[BEGIN ENTRIES SUPPLIED]

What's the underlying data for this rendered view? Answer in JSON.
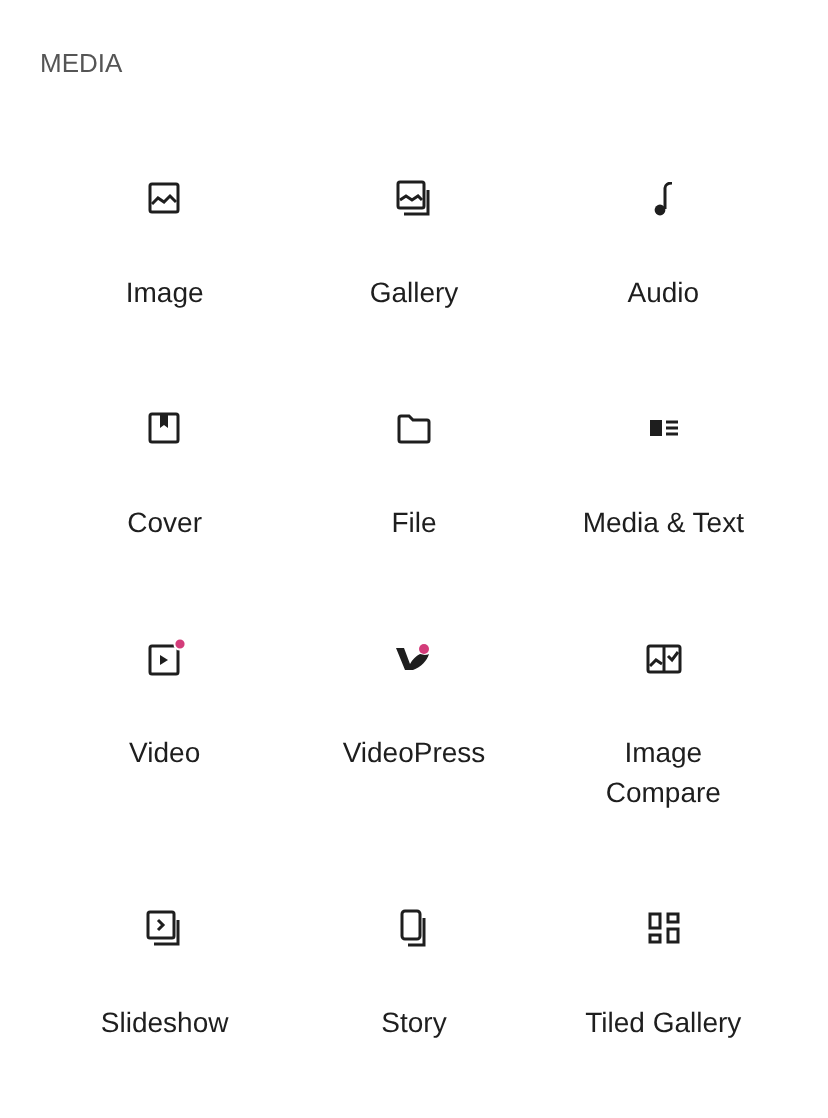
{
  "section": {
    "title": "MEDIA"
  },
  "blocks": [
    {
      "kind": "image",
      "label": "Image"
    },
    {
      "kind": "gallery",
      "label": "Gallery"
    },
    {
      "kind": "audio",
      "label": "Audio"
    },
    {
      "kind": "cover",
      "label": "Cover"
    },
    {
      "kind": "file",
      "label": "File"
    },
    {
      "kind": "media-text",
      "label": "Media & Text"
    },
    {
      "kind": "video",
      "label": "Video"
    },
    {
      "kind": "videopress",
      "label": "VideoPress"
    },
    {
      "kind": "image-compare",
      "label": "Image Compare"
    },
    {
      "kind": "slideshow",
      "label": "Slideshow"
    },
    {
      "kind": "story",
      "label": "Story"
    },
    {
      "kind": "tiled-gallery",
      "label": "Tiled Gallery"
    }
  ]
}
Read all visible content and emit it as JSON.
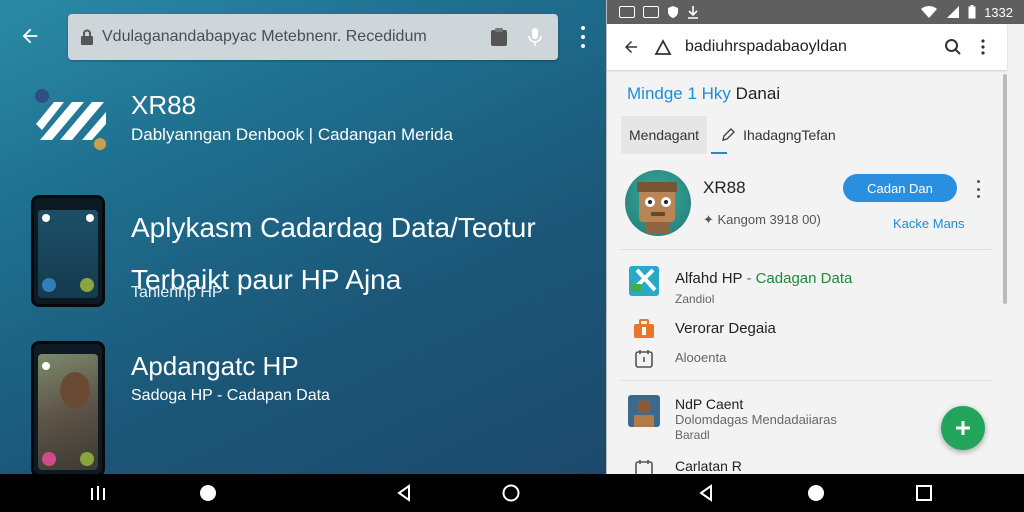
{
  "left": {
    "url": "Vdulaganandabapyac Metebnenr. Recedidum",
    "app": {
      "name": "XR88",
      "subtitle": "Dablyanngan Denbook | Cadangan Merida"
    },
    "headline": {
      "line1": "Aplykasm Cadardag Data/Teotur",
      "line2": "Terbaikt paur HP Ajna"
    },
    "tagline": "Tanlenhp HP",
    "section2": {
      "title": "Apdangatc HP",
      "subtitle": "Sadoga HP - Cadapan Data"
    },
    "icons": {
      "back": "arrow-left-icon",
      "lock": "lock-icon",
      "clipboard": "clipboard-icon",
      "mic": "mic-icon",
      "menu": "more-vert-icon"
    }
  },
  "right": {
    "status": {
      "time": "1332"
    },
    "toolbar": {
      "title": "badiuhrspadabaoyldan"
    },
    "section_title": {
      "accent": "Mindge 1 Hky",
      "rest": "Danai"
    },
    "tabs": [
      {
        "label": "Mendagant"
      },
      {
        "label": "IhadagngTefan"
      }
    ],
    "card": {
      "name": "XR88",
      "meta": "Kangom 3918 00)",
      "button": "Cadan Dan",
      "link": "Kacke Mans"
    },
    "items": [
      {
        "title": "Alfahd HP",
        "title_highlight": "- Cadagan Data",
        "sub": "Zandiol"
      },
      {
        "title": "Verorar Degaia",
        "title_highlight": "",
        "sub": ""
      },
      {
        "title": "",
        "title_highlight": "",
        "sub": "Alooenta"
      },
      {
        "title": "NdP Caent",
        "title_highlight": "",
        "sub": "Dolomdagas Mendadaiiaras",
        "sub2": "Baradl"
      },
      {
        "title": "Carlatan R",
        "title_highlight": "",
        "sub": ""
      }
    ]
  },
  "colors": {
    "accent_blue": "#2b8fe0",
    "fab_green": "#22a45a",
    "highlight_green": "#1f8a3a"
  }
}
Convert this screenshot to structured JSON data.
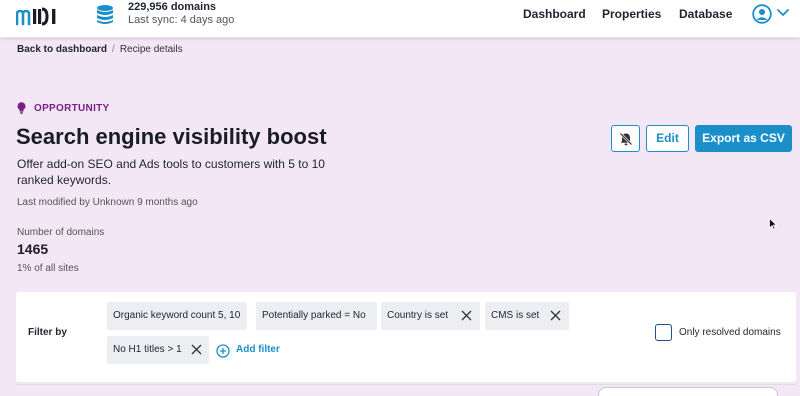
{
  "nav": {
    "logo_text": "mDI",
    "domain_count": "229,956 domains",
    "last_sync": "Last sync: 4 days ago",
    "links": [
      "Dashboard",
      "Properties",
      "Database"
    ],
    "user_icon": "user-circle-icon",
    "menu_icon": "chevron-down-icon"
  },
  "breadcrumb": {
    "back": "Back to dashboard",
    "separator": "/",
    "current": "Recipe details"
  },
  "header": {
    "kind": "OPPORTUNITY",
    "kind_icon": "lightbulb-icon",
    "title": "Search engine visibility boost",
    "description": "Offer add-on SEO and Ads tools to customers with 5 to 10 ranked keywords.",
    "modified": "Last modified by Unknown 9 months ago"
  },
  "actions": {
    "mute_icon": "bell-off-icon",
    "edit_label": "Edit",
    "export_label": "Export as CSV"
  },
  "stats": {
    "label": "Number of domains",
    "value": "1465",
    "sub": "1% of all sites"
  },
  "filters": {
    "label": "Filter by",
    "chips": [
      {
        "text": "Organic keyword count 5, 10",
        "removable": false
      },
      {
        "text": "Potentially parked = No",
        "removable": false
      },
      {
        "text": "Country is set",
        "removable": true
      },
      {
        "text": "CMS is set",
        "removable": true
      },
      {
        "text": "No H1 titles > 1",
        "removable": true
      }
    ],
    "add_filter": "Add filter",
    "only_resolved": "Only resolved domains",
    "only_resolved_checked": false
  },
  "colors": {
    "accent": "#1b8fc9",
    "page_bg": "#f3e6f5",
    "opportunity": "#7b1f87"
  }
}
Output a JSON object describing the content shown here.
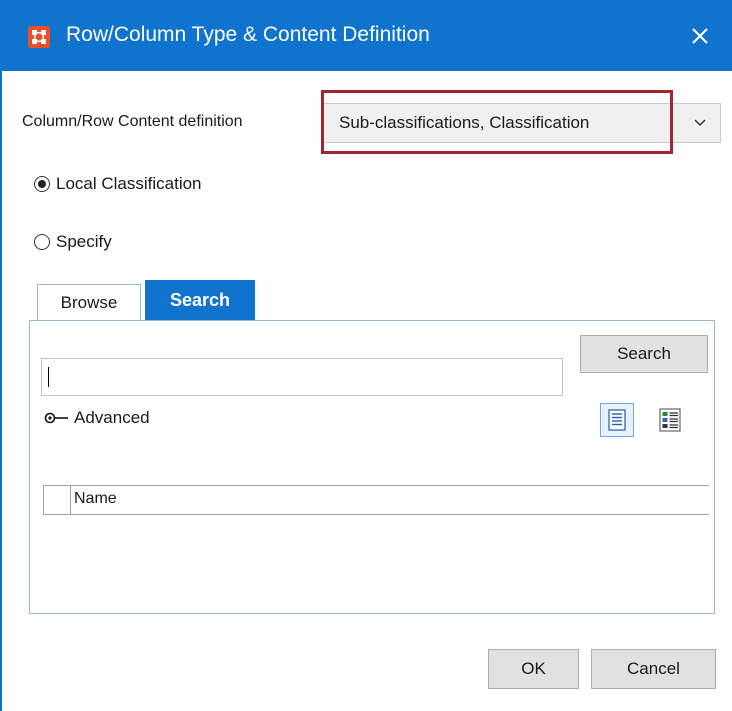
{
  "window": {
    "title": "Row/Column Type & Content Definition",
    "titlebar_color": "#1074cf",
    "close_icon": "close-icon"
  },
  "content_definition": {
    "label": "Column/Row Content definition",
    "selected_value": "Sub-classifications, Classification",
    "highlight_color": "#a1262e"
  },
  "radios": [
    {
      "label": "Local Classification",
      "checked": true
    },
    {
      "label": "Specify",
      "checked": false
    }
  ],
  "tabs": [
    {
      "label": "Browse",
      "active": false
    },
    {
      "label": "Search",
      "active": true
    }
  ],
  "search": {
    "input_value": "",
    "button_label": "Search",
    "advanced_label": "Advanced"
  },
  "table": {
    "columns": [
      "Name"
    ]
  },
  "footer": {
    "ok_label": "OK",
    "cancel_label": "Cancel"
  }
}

[END ENTRIES SUPPLIED]

# STATED GOAL
Write the material out again exactly as it appears, dropping the pictures.

# OUTPUT FOR THIS EXERCISE
What's the underlying data for this rendered view? Answer in JSON.
{
  "section": {
    "title": "MEDIA"
  },
  "blocks": [
    {
      "kind": "image",
      "label": "Image"
    },
    {
      "kind": "gallery",
      "label": "Gallery"
    },
    {
      "kind": "audio",
      "label": "Audio"
    },
    {
      "kind": "cover",
      "label": "Cover"
    },
    {
      "kind": "file",
      "label": "File"
    },
    {
      "kind": "media-text",
      "label": "Media & Text"
    },
    {
      "kind": "video",
      "label": "Video"
    },
    {
      "kind": "videopress",
      "label": "VideoPress"
    },
    {
      "kind": "image-compare",
      "label": "Image Compare"
    },
    {
      "kind": "slideshow",
      "label": "Slideshow"
    },
    {
      "kind": "story",
      "label": "Story"
    },
    {
      "kind": "tiled-gallery",
      "label": "Tiled Gallery"
    }
  ]
}
Read all visible content and emit it as JSON.
{
  "left": {
    "url": "Vdulaganandabapyac Metebnenr. Recedidum",
    "app": {
      "name": "XR88",
      "subtitle": "Dablyanngan Denbook | Cadangan Merida"
    },
    "headline": {
      "line1": "Aplykasm Cadardag Data/Teotur",
      "line2": "Terbaikt paur HP Ajna"
    },
    "tagline": "Tanlenhp HP",
    "section2": {
      "title": "Apdangatc HP",
      "subtitle": "Sadoga HP - Cadapan Data"
    },
    "icons": {
      "back": "arrow-left-icon",
      "lock": "lock-icon",
      "clipboard": "clipboard-icon",
      "mic": "mic-icon",
      "menu": "more-vert-icon"
    }
  },
  "right": {
    "status": {
      "time": "1332"
    },
    "toolbar": {
      "title": "badiuhrspadabaoyldan"
    },
    "section_title": {
      "accent": "Mindge 1 Hky",
      "rest": "Danai"
    },
    "tabs": [
      {
        "label": "Mendagant"
      },
      {
        "label": "IhadagngTefan"
      }
    ],
    "card": {
      "name": "XR88",
      "meta": "Kangom 3918 00)",
      "button": "Cadan Dan",
      "link": "Kacke Mans"
    },
    "items": [
      {
        "title": "Alfahd HP",
        "title_highlight": "- Cadagan Data",
        "sub": "Zandiol"
      },
      {
        "title": "Verorar Degaia",
        "title_highlight": "",
        "sub": ""
      },
      {
        "title": "",
        "title_highlight": "",
        "sub": "Alooenta"
      },
      {
        "title": "NdP Caent",
        "title_highlight": "",
        "sub": "Dolomdagas Mendadaiiaras",
        "sub2": "Baradl"
      },
      {
        "title": "Carlatan R",
        "title_highlight": "",
        "sub": ""
      }
    ]
  },
  "colors": {
    "accent_blue": "#2b8fe0",
    "fab_green": "#22a45a",
    "highlight_green": "#1f8a3a"
  }
}
Convert this screenshot to structured JSON data.
{
  "nav": {
    "logo_text": "mDI",
    "domain_count": "229,956 domains",
    "last_sync": "Last sync: 4 days ago",
    "links": [
      "Dashboard",
      "Properties",
      "Database"
    ],
    "user_icon": "user-circle-icon",
    "menu_icon": "chevron-down-icon"
  },
  "breadcrumb": {
    "back": "Back to dashboard",
    "separator": "/",
    "current": "Recipe details"
  },
  "header": {
    "kind": "OPPORTUNITY",
    "kind_icon": "lightbulb-icon",
    "title": "Search engine visibility boost",
    "description": "Offer add-on SEO and Ads tools to customers with 5 to 10 ranked keywords.",
    "modified": "Last modified by Unknown 9 months ago"
  },
  "actions": {
    "mute_icon": "bell-off-icon",
    "edit_label": "Edit",
    "export_label": "Export as CSV"
  },
  "stats": {
    "label": "Number of domains",
    "value": "1465",
    "sub": "1% of all sites"
  },
  "filters": {
    "label": "Filter by",
    "chips": [
      {
        "text": "Organic keyword count 5, 10",
        "removable": false
      },
      {
        "text": "Potentially parked = No",
        "removable": false
      },
      {
        "text": "Country is set",
        "removable": true
      },
      {
        "text": "CMS is set",
        "removable": true
      },
      {
        "text": "No H1 titles > 1",
        "removable": true
      }
    ],
    "add_filter": "Add filter",
    "only_resolved": "Only resolved domains",
    "only_resolved_checked": false
  },
  "colors": {
    "accent": "#1b8fc9",
    "page_bg": "#f3e6f5",
    "opportunity": "#7b1f87"
  }
}
Output a JSON object describing the content shown here.
{
  "window": {
    "title": "Row/Column Type & Content Definition",
    "titlebar_color": "#1074cf",
    "close_icon": "close-icon"
  },
  "content_definition": {
    "label": "Column/Row Content definition",
    "selected_value": "Sub-classifications, Classification",
    "highlight_color": "#a1262e"
  },
  "radios": [
    {
      "label": "Local Classification",
      "checked": true
    },
    {
      "label": "Specify",
      "checked": false
    }
  ],
  "tabs": [
    {
      "label": "Browse",
      "active": false
    },
    {
      "label": "Search",
      "active": true
    }
  ],
  "search": {
    "input_value": "",
    "button_label": "Search",
    "advanced_label": "Advanced"
  },
  "table": {
    "columns": [
      "Name"
    ]
  },
  "footer": {
    "ok_label": "OK",
    "cancel_label": "Cancel"
  }
}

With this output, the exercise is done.